> [Directive]
Sort through the entries below and pull out lines containing the word "Miljø".

◆ ◆ ◆ ◆

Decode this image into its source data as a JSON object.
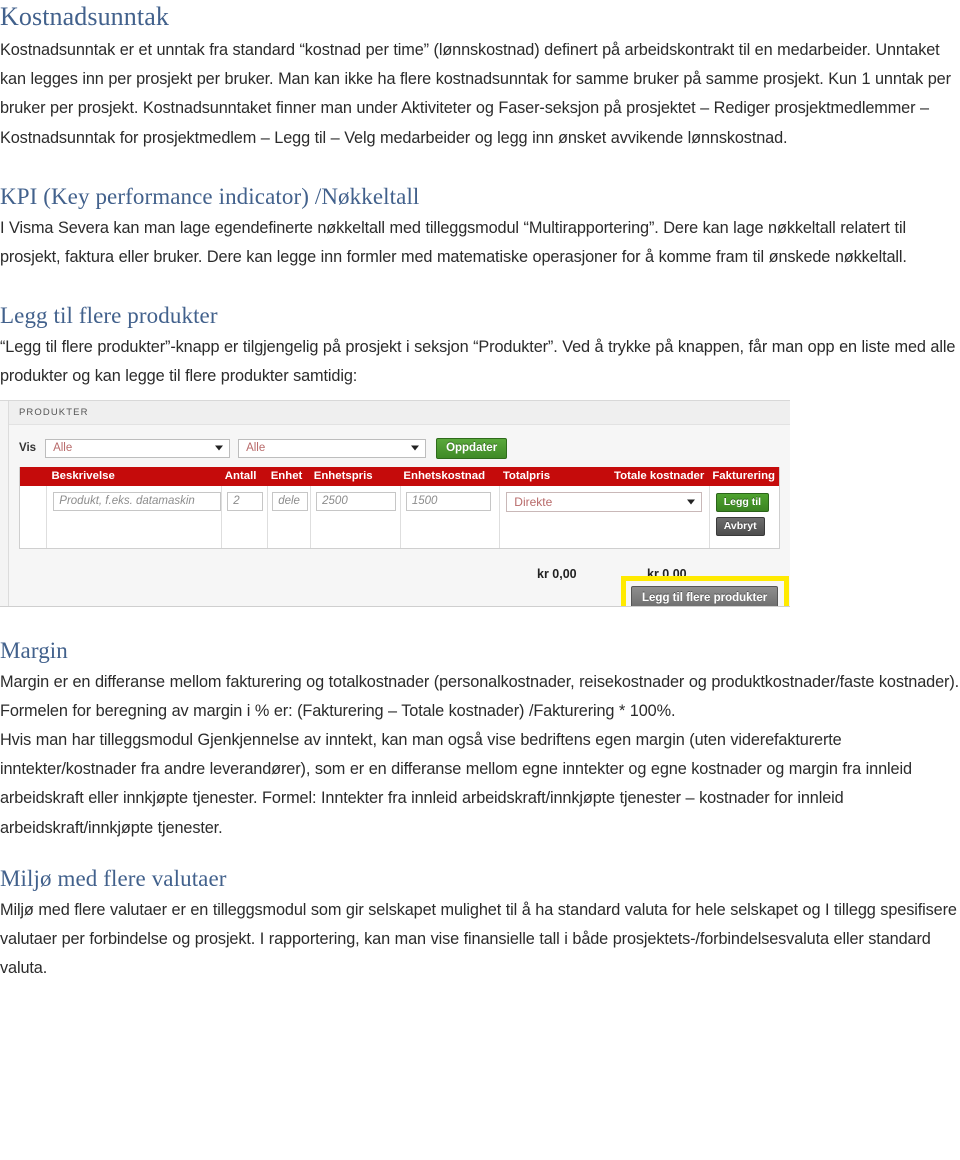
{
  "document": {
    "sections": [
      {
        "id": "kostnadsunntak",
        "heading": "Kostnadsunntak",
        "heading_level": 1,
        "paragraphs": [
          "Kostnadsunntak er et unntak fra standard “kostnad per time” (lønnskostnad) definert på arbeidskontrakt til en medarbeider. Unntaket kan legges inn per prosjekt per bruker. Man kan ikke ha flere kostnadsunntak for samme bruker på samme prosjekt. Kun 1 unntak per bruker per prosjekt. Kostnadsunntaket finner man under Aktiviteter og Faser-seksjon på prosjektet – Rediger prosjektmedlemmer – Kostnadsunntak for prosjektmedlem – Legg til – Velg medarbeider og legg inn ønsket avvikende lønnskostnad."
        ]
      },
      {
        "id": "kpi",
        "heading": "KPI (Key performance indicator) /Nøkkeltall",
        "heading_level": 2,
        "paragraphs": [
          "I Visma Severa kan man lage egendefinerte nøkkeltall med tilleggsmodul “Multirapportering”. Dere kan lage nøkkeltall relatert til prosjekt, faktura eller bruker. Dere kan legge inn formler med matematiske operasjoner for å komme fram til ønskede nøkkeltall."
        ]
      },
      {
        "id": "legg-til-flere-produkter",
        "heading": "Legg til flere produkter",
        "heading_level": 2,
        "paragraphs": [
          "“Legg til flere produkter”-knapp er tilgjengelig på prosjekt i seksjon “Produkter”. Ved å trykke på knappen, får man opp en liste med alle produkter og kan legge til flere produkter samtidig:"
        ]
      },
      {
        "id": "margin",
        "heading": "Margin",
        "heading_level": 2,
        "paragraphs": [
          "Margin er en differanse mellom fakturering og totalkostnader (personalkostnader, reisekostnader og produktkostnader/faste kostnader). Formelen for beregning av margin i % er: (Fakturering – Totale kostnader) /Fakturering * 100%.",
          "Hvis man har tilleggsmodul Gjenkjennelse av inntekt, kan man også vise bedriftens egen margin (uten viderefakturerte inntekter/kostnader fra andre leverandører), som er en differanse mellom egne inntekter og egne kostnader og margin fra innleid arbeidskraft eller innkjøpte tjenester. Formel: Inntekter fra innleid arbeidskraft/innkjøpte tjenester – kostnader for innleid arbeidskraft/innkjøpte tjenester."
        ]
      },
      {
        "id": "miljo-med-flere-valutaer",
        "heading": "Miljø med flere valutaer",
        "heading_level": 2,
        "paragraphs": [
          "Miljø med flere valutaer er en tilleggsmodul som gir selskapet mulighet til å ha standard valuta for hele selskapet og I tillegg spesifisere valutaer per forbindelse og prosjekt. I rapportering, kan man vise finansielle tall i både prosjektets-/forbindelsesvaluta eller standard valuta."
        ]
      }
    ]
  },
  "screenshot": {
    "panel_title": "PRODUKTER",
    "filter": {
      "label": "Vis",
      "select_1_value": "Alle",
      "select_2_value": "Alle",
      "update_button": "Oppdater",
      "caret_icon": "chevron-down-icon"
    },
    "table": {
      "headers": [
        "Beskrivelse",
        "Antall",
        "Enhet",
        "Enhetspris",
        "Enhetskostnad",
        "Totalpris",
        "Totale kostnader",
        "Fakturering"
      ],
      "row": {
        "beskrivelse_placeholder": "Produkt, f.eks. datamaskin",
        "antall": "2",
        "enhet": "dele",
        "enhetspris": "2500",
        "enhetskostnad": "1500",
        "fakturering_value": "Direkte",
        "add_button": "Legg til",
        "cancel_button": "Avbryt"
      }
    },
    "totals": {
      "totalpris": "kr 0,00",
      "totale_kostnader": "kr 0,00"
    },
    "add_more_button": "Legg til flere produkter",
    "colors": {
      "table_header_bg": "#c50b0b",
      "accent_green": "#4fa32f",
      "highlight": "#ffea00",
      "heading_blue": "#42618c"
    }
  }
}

◆ ◆ ◆ ◆

> [Exercise answer]
        "heading": "Miljø med flere valutaer",
          "Miljø med flere valutaer er en tilleggsmodul som gir selskapet mulighet til å ha standard valuta for hele selskapet og I tillegg spesifisere valutaer per forbindelse og prosjekt. I rapportering, kan man vise finansielle tall i både prosjektets-/forbindelsesvaluta eller standard valuta."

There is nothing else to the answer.